• Part of a data file

________

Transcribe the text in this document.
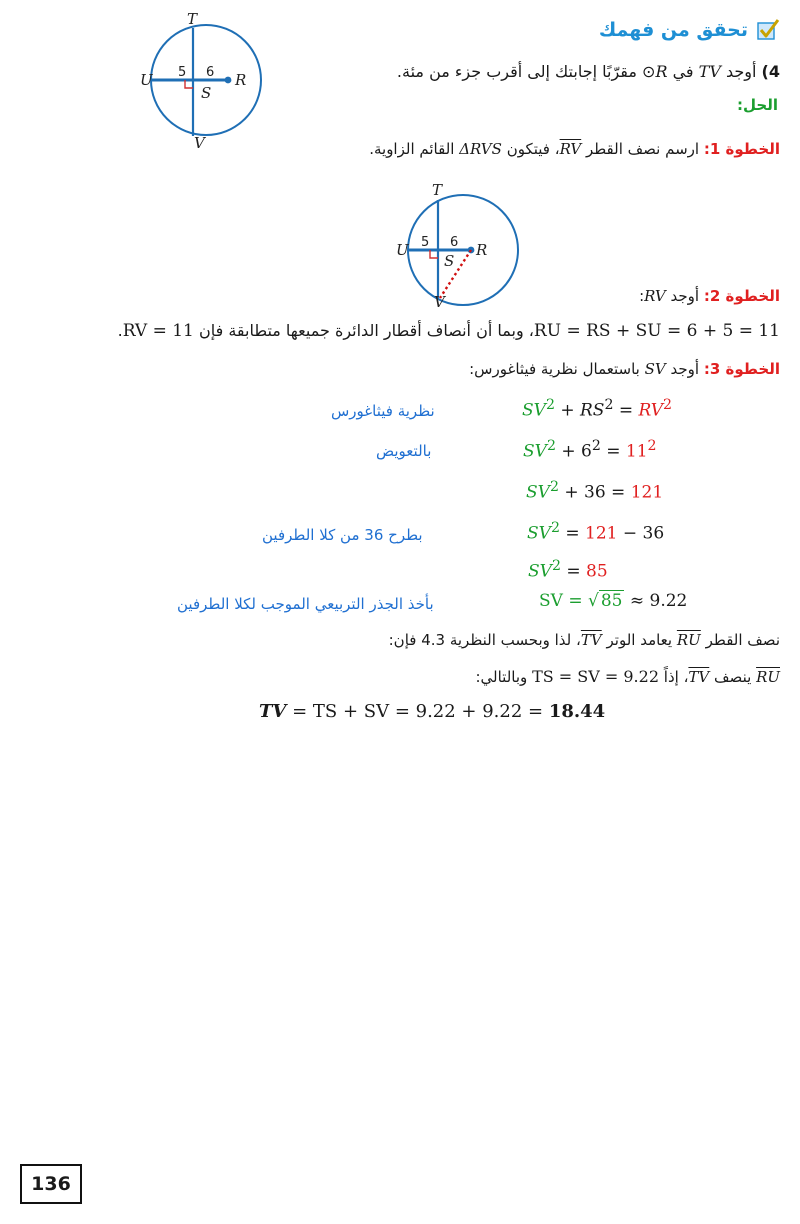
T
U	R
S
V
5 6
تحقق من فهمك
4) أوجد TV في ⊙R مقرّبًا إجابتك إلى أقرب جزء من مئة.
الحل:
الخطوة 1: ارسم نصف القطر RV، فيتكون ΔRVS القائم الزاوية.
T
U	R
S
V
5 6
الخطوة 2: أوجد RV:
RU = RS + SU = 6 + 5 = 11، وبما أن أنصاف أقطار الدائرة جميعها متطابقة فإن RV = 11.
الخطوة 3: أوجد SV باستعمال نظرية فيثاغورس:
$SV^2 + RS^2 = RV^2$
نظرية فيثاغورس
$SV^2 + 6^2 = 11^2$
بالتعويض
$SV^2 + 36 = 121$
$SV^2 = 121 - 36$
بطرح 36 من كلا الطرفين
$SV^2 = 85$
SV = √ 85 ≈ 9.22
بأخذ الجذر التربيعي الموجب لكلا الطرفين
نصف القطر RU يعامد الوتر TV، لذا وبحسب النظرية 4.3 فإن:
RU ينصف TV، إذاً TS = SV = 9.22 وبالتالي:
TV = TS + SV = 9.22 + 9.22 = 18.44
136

________

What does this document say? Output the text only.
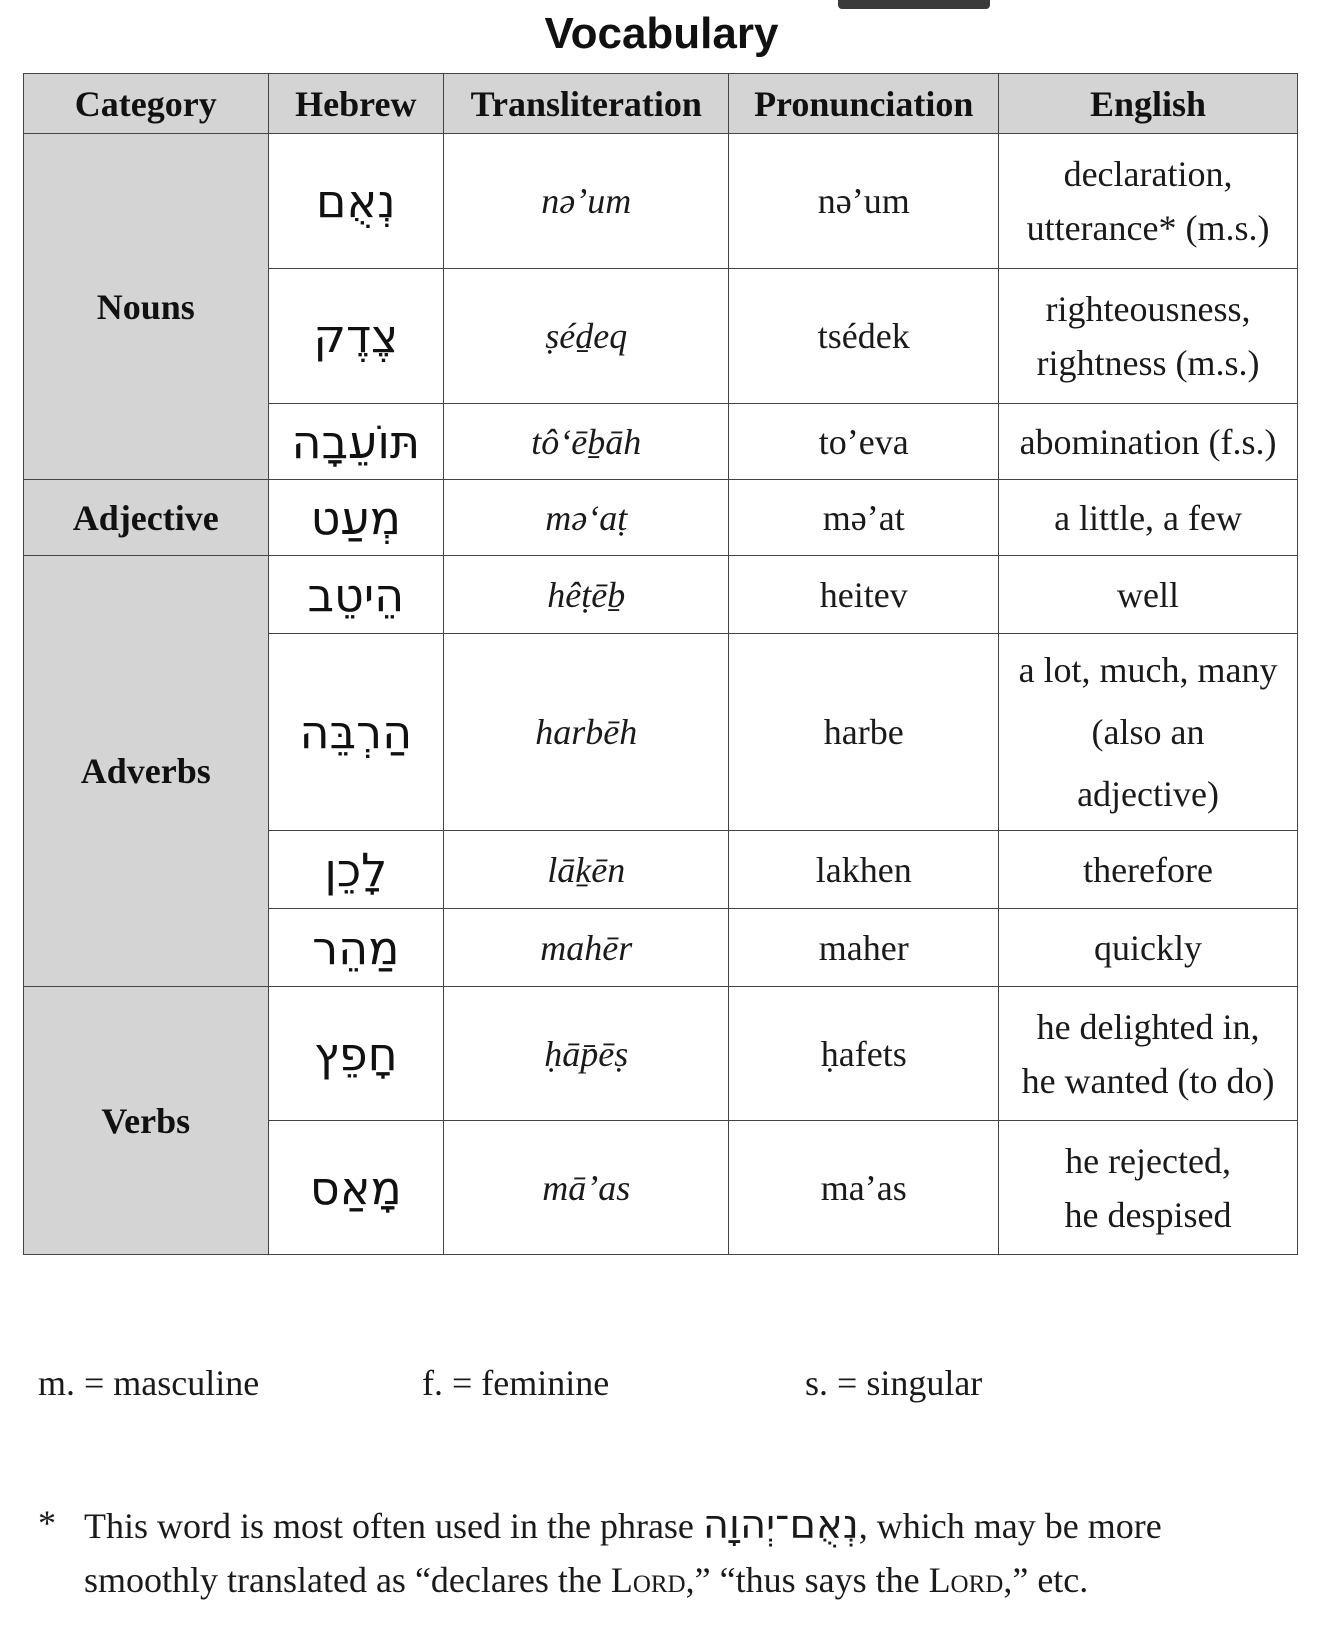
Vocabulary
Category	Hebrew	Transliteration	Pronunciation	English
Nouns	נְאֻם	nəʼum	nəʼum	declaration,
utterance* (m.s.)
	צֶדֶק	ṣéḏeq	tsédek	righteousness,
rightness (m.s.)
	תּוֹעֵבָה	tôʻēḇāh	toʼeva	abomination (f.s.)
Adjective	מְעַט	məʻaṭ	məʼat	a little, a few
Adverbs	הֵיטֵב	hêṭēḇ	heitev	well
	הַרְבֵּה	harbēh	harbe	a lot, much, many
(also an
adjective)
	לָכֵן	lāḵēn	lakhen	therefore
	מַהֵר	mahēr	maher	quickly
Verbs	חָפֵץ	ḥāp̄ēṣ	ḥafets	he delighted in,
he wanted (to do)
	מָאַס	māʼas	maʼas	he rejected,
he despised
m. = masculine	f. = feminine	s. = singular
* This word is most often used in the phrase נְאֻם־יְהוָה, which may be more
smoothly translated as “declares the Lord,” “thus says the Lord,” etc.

________

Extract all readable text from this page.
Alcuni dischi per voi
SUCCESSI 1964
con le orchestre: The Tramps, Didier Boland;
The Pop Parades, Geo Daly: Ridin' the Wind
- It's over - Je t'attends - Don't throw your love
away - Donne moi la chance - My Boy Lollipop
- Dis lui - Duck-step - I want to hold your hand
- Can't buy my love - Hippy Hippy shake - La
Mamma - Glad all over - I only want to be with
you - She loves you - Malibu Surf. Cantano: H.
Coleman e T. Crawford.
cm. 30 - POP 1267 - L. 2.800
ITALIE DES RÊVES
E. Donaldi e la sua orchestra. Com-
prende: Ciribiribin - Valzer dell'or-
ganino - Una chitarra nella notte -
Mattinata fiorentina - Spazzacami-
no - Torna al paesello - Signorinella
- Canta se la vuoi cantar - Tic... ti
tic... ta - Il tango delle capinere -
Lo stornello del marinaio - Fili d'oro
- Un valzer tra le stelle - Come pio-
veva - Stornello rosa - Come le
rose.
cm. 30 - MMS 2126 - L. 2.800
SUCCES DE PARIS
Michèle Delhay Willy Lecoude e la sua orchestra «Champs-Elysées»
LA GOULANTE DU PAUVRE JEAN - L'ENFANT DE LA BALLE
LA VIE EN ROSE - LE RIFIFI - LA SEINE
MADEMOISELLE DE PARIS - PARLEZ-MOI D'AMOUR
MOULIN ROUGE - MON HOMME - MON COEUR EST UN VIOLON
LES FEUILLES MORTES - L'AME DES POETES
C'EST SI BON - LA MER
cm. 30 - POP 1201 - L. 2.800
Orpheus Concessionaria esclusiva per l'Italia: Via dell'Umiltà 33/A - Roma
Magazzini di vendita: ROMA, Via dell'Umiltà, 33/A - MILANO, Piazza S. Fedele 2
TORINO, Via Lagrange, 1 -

________

• What to do
Return, from the data, each line that has the word "الطرفين" in it.

• The response
بطرح 36 من كلا الطرفين
بأخذ الجذر التربيعي الموجب لكلا الطرفين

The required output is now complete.